[start of DATA LINES]

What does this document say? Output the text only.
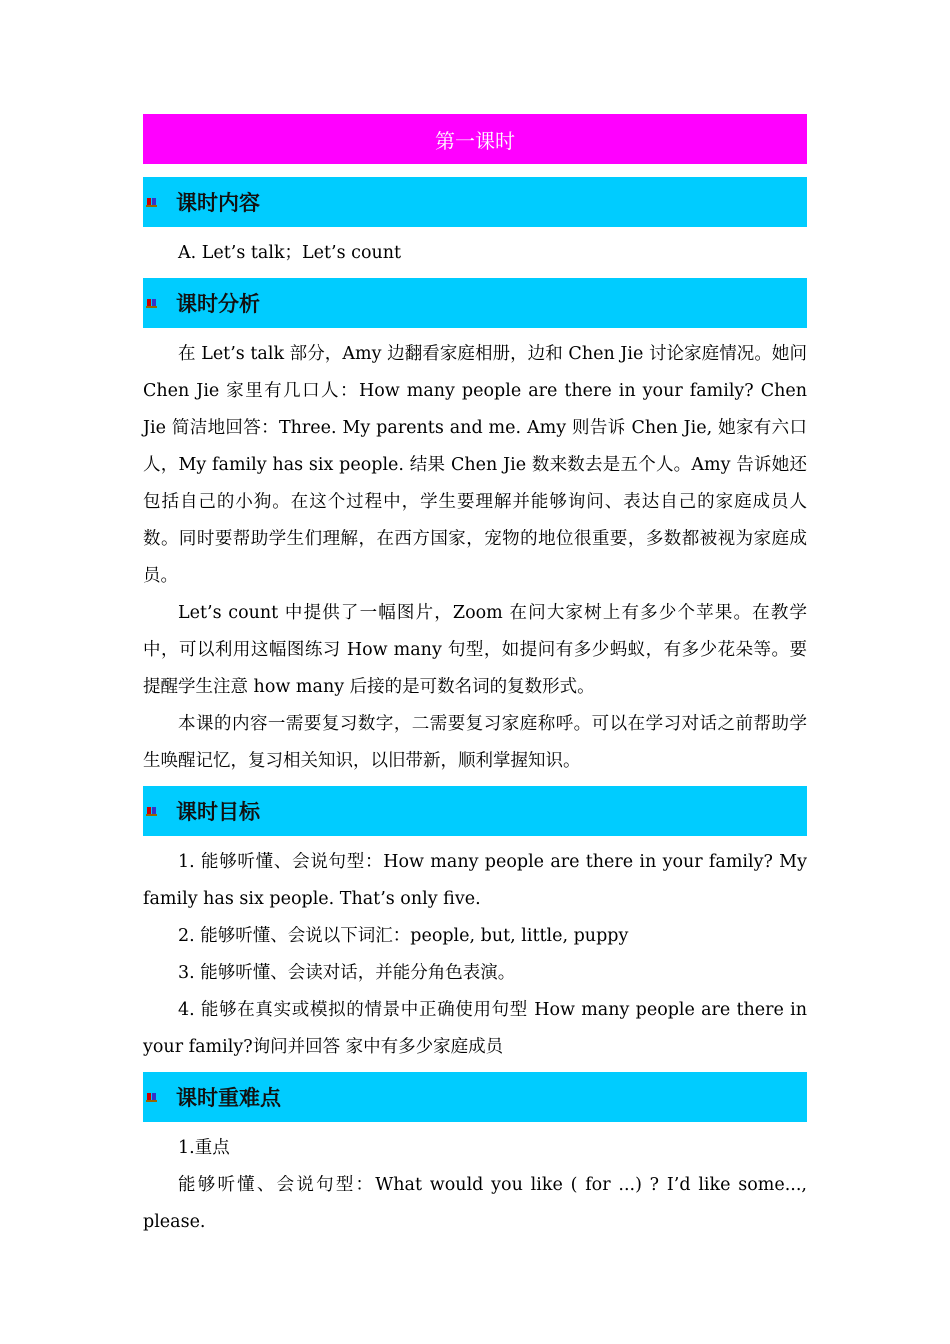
第一课时
课时内容

A. Let’s talk；Let’s count

课时分析

在 Let’s talk 部分，Amy 边翻看家庭相册，边和 Chen Jie 讨论家庭情况。她问 Chen Jie 家里有几口人：How many people are there in your family? Chen Jie 简洁地回答：Three. My parents and me. Amy 则告诉 Chen Jie, 她家有六口人，My family has six people. 结果 Chen Jie 数来数去是五个人。Amy 告诉她还包括自己的小狗。在这个过程中，学生要理解并能够询问、表达自己的家庭成员人数。同时要帮助学生们理解，在西方国家，宠物的地位很重要，多数都被视为家庭成员。

Let’s count 中提供了一幅图片，Zoom 在问大家树上有多少个苹果。在教学中，可以利用这幅图练习 How many 句型，如提问有多少蚂蚁，有多少花朵等。要提醒学生注意 how many 后接的是可数名词的复数形式。

本课的内容一需要复习数字，二需要复习家庭称呼。可以在学习对话之前帮助学生唤醒记忆，复习相关知识，以旧带新，顺利掌握知识。

课时目标

1. 能够听懂、会说句型：How many people are there in your family? My family has six people. That’s only five.

2. 能够听懂、会说以下词汇：people, but, little, puppy

3. 能够听懂、会读对话，并能分角色表演。

4. 能够在真实或模拟的情景中正确使用句型 How many people are there in your family?询问并回答 家中有多少家庭成员

课时重难点

1.重点

能够听懂、会说句型：What would you like ( for ...) ? I’d like some..., please.
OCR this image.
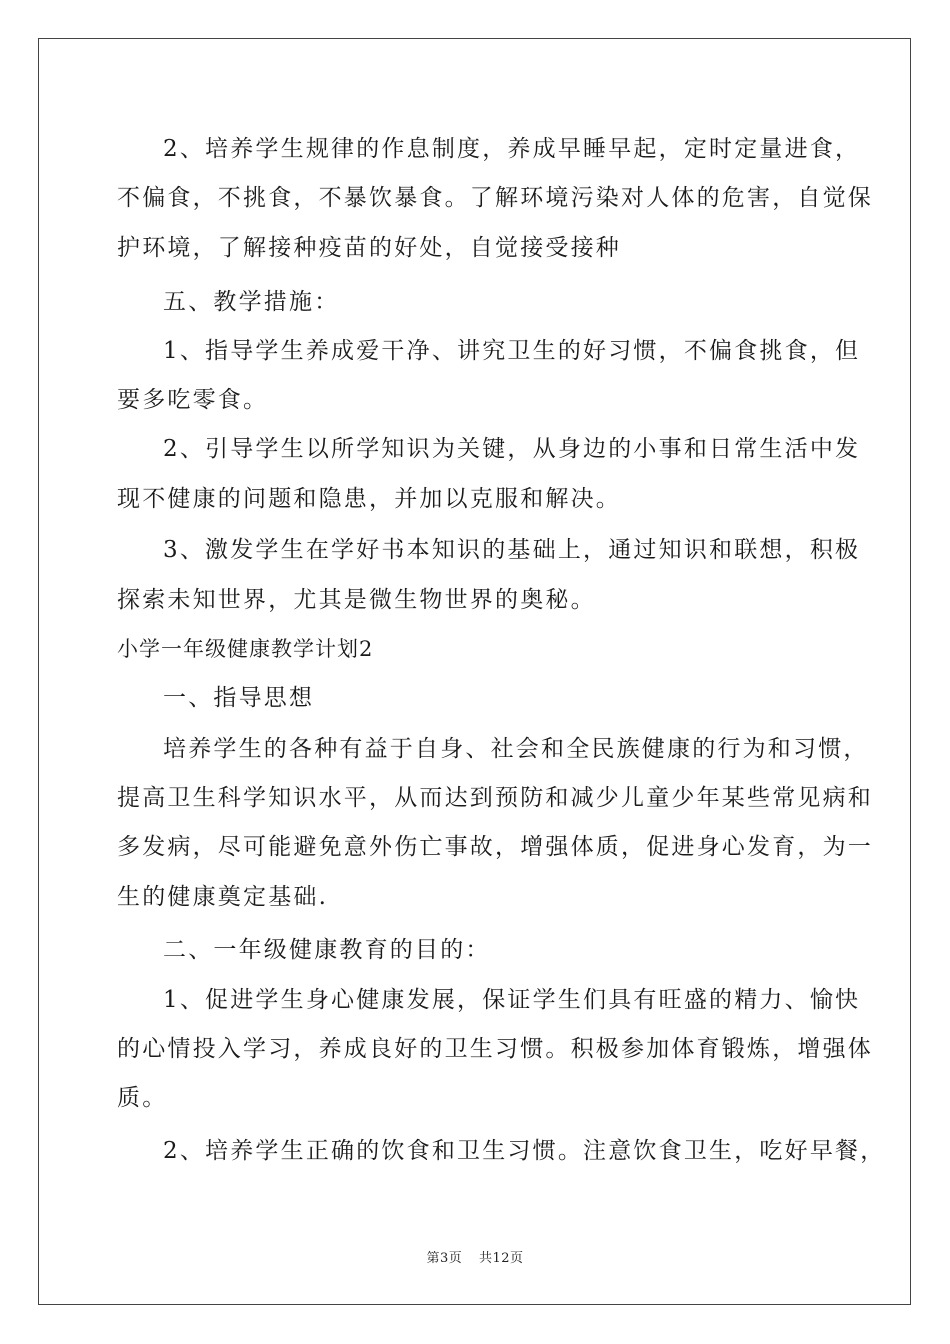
2、培养学生规律的作息制度，养成早睡早起，定时定量进食，
不偏食，不挑食，不暴饮暴食。了解环境污染对人体的危害，自觉保
护环境，了解接种疫苗的好处，自觉接受接种
五、教学措施：
1、指导学生养成爱干净、讲究卫生的好习惯，不偏食挑食，但
要多吃零食。
2、引导学生以所学知识为关键，从身边的小事和日常生活中发
现不健康的问题和隐患，并加以克服和解决。
3、激发学生在学好书本知识的基础上，通过知识和联想，积极
探索未知世界，尤其是微生物世界的奥秘。
小学一年级健康教学计划2
一、指导思想
培养学生的各种有益于自身、社会和全民族健康的行为和习惯，
提高卫生科学知识水平，从而达到预防和减少儿童少年某些常见病和
多发病，尽可能避免意外伤亡事故，增强体质，促进身心发育，为一
生的健康奠定基础.
二、一年级健康教育的目的：
1、促进学生身心健康发展，保证学生们具有旺盛的精力、愉快
的心情投入学习，养成良好的卫生习惯。积极参加体育锻炼，增强体
质。
2、培养学生正确的饮食和卫生习惯。注意饮食卫生，吃好早餐，
第3页 共12页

[end of DATA LINES]

** PROBLEM DETAILS **
Reproduce the material above in full and without alteration, but skip all pictures.

** FULL SOLUTION **
What does this document say? Output the text only.
第一课时
课时内容

A. Let’s talk；Let’s count

课时分析

在 Let’s talk 部分，Amy 边翻看家庭相册，边和 Chen Jie 讨论家庭情况。她问 Chen Jie 家里有几口人：How many people are there in your family? Chen Jie 简洁地回答：Three. My parents and me. Amy 则告诉 Chen Jie, 她家有六口人，My family has six people. 结果 Chen Jie 数来数去是五个人。Amy 告诉她还包括自己的小狗。在这个过程中，学生要理解并能够询问、表达自己的家庭成员人数。同时要帮助学生们理解，在西方国家，宠物的地位很重要，多数都被视为家庭成员。

Let’s count 中提供了一幅图片，Zoom 在问大家树上有多少个苹果。在教学中，可以利用这幅图练习 How many 句型，如提问有多少蚂蚁，有多少花朵等。要提醒学生注意 how many 后接的是可数名词的复数形式。

本课的内容一需要复习数字，二需要复习家庭称呼。可以在学习对话之前帮助学生唤醒记忆，复习相关知识，以旧带新，顺利掌握知识。

课时目标

1. 能够听懂、会说句型：How many people are there in your family? My family has six people. That’s only five.

2. 能够听懂、会说以下词汇：people, but, little, puppy

3. 能够听懂、会读对话，并能分角色表演。

4. 能够在真实或模拟的情景中正确使用句型 How many people are there in your family?询问并回答 家中有多少家庭成员

课时重难点

1.重点

能够听懂、会说句型：What would you like ( for ...) ? I’d like some..., please.
OCR this image.
2、培养学生规律的作息制度，养成早睡早起，定时定量进食，
不偏食，不挑食，不暴饮暴食。了解环境污染对人体的危害，自觉保
护环境，了解接种疫苗的好处，自觉接受接种
五、教学措施：
1、指导学生养成爱干净、讲究卫生的好习惯，不偏食挑食，但
要多吃零食。
2、引导学生以所学知识为关键，从身边的小事和日常生活中发
现不健康的问题和隐患，并加以克服和解决。
3、激发学生在学好书本知识的基础上，通过知识和联想，积极
探索未知世界，尤其是微生物世界的奥秘。
小学一年级健康教学计划2
一、指导思想
培养学生的各种有益于自身、社会和全民族健康的行为和习惯，
提高卫生科学知识水平，从而达到预防和减少儿童少年某些常见病和
多发病，尽可能避免意外伤亡事故，增强体质，促进身心发育，为一
生的健康奠定基础.
二、一年级健康教育的目的：
1、促进学生身心健康发展，保证学生们具有旺盛的精力、愉快
的心情投入学习，养成良好的卫生习惯。积极参加体育锻炼，增强体
质。
2、培养学生正确的饮食和卫生习惯。注意饮食卫生，吃好早餐，
第3页 共12页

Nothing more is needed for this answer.